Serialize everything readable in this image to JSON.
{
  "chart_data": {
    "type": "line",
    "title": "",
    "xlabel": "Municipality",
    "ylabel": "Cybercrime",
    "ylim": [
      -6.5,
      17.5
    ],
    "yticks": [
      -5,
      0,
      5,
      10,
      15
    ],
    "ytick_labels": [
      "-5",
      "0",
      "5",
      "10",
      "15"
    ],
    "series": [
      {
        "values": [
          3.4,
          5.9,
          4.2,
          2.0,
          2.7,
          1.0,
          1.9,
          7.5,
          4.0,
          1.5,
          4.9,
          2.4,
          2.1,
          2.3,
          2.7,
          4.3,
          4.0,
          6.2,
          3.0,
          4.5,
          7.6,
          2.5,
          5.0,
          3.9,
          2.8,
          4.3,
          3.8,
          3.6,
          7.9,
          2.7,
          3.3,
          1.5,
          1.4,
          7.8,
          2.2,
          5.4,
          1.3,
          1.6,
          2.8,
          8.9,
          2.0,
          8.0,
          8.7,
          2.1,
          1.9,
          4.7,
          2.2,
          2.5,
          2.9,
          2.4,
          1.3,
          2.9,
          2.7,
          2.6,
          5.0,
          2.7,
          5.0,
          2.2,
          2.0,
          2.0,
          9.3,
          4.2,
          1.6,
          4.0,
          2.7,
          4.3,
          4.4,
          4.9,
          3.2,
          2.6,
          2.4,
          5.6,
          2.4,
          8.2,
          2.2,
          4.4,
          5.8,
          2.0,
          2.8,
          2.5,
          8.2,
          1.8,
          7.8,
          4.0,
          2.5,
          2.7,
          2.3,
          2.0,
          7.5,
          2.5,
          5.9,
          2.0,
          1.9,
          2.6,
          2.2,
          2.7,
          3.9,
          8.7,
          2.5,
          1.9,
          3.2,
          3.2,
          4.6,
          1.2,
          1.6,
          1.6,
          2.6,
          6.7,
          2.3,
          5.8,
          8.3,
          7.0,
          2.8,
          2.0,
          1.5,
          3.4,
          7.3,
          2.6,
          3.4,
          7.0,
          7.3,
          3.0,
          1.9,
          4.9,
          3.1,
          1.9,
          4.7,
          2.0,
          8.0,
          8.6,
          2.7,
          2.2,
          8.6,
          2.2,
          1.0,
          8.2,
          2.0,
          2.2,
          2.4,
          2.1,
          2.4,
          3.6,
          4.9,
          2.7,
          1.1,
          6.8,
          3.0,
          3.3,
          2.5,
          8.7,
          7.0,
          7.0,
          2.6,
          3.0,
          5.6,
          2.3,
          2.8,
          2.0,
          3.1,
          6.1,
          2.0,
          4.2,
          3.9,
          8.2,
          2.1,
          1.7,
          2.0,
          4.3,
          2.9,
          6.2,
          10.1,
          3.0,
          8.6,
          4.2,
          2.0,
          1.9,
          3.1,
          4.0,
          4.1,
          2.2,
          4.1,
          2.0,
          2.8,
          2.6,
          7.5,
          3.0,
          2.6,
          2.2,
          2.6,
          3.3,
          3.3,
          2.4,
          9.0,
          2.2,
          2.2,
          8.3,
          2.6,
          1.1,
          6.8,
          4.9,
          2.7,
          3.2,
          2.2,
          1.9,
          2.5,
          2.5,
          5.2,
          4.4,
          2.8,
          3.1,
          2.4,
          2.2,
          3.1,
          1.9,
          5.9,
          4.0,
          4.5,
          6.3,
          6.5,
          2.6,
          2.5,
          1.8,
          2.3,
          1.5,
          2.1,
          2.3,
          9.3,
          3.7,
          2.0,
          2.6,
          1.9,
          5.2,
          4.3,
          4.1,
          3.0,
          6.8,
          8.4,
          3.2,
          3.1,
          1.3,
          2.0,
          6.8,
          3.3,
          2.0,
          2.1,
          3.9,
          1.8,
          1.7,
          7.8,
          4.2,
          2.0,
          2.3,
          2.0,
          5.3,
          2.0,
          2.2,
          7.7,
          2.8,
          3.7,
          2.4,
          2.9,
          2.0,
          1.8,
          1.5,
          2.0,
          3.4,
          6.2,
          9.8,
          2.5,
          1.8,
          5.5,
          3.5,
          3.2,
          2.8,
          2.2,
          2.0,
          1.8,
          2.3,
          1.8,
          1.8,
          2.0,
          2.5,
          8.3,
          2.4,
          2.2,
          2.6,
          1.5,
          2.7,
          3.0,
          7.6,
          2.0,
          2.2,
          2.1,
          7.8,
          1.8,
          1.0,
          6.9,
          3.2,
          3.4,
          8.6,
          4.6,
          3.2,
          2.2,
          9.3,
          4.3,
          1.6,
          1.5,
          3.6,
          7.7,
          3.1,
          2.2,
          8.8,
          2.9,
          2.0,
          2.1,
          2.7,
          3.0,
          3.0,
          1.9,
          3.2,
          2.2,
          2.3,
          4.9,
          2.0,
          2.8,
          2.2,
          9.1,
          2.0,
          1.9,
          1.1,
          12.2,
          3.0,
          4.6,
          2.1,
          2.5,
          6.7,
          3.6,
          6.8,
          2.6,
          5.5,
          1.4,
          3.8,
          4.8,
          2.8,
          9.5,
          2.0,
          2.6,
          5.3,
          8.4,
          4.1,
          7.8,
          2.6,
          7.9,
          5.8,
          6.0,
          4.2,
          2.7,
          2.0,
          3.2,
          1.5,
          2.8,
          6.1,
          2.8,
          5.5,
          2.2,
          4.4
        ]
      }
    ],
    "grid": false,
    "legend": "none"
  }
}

WRITTEN TASK> Output the listing above exactly as it appears.

FULL OUTPUT>
Serialize everything readable in this image to JSON.
{
  "chart_data": {
    "type": "line",
    "title": "",
    "xlabel": "Municipality",
    "ylabel": "Cybercrime",
    "ylim": [
      -6.5,
      17.5
    ],
    "yticks": [
      -5,
      0,
      5,
      10,
      15
    ],
    "ytick_labels": [
      "-5",
      "0",
      "5",
      "10",
      "15"
    ],
    "series": [
      {
        "values": [
          3.4,
          5.9,
          4.2,
          2.0,
          2.7,
          1.0,
          1.9,
          7.5,
          4.0,
          1.5,
          4.9,
          2.4,
          2.1,
          2.3,
          2.7,
          4.3,
          4.0,
          6.2,
          3.0,
          4.5,
          7.6,
          2.5,
          5.0,
          3.9,
          2.8,
          4.3,
          3.8,
          3.6,
          7.9,
          2.7,
          3.3,
          1.5,
          1.4,
          7.8,
          2.2,
          5.4,
          1.3,
          1.6,
          2.8,
          8.9,
          2.0,
          8.0,
          8.7,
          2.1,
          1.9,
          4.7,
          2.2,
          2.5,
          2.9,
          2.4,
          1.3,
          2.9,
          2.7,
          2.6,
          5.0,
          2.7,
          5.0,
          2.2,
          2.0,
          2.0,
          9.3,
          4.2,
          1.6,
          4.0,
          2.7,
          4.3,
          4.4,
          4.9,
          3.2,
          2.6,
          2.4,
          5.6,
          2.4,
          8.2,
          2.2,
          4.4,
          5.8,
          2.0,
          2.8,
          2.5,
          8.2,
          1.8,
          7.8,
          4.0,
          2.5,
          2.7,
          2.3,
          2.0,
          7.5,
          2.5,
          5.9,
          2.0,
          1.9,
          2.6,
          2.2,
          2.7,
          3.9,
          8.7,
          2.5,
          1.9,
          3.2,
          3.2,
          4.6,
          1.2,
          1.6,
          1.6,
          2.6,
          6.7,
          2.3,
          5.8,
          8.3,
          7.0,
          2.8,
          2.0,
          1.5,
          3.4,
          7.3,
          2.6,
          3.4,
          7.0,
          7.3,
          3.0,
          1.9,
          4.9,
          3.1,
          1.9,
          4.7,
          2.0,
          8.0,
          8.6,
          2.7,
          2.2,
          8.6,
          2.2,
          1.0,
          8.2,
          2.0,
          2.2,
          2.4,
          2.1,
          2.4,
          3.6,
          4.9,
          2.7,
          1.1,
          6.8,
          3.0,
          3.3,
          2.5,
          8.7,
          7.0,
          7.0,
          2.6,
          3.0,
          5.6,
          2.3,
          2.8,
          2.0,
          3.1,
          6.1,
          2.0,
          4.2,
          3.9,
          8.2,
          2.1,
          1.7,
          2.0,
          4.3,
          2.9,
          6.2,
          10.1,
          3.0,
          8.6,
          4.2,
          2.0,
          1.9,
          3.1,
          4.0,
          4.1,
          2.2,
          4.1,
          2.0,
          2.8,
          2.6,
          7.5,
          3.0,
          2.6,
          2.2,
          2.6,
          3.3,
          3.3,
          2.4,
          9.0,
          2.2,
          2.2,
          8.3,
          2.6,
          1.1,
          6.8,
          4.9,
          2.7,
          3.2,
          2.2,
          1.9,
          2.5,
          2.5,
          5.2,
          4.4,
          2.8,
          3.1,
          2.4,
          2.2,
          3.1,
          1.9,
          5.9,
          4.0,
          4.5,
          6.3,
          6.5,
          2.6,
          2.5,
          1.8,
          2.3,
          1.5,
          2.1,
          2.3,
          9.3,
          3.7,
          2.0,
          2.6,
          1.9,
          5.2,
          4.3,
          4.1,
          3.0,
          6.8,
          8.4,
          3.2,
          3.1,
          1.3,
          2.0,
          6.8,
          3.3,
          2.0,
          2.1,
          3.9,
          1.8,
          1.7,
          7.8,
          4.2,
          2.0,
          2.3,
          2.0,
          5.3,
          2.0,
          2.2,
          7.7,
          2.8,
          3.7,
          2.4,
          2.9,
          2.0,
          1.8,
          1.5,
          2.0,
          3.4,
          6.2,
          9.8,
          2.5,
          1.8,
          5.5,
          3.5,
          3.2,
          2.8,
          2.2,
          2.0,
          1.8,
          2.3,
          1.8,
          1.8,
          2.0,
          2.5,
          8.3,
          2.4,
          2.2,
          2.6,
          1.5,
          2.7,
          3.0,
          7.6,
          2.0,
          2.2,
          2.1,
          7.8,
          1.8,
          1.0,
          6.9,
          3.2,
          3.4,
          8.6,
          4.6,
          3.2,
          2.2,
          9.3,
          4.3,
          1.6,
          1.5,
          3.6,
          7.7,
          3.1,
          2.2,
          8.8,
          2.9,
          2.0,
          2.1,
          2.7,
          3.0,
          3.0,
          1.9,
          3.2,
          2.2,
          2.3,
          4.9,
          2.0,
          2.8,
          2.2,
          9.1,
          2.0,
          1.9,
          1.1,
          12.2,
          3.0,
          4.6,
          2.1,
          2.5,
          6.7,
          3.6,
          6.8,
          2.6,
          5.5,
          1.4,
          3.8,
          4.8,
          2.8,
          9.5,
          2.0,
          2.6,
          5.3,
          8.4,
          4.1,
          7.8,
          2.6,
          7.9,
          5.8,
          6.0,
          4.2,
          2.7,
          2.0,
          3.2,
          1.5,
          2.8,
          6.1,
          2.8,
          5.5,
          2.2,
          4.4
        ]
      }
    ],
    "grid": false,
    "legend": "none"
  }
}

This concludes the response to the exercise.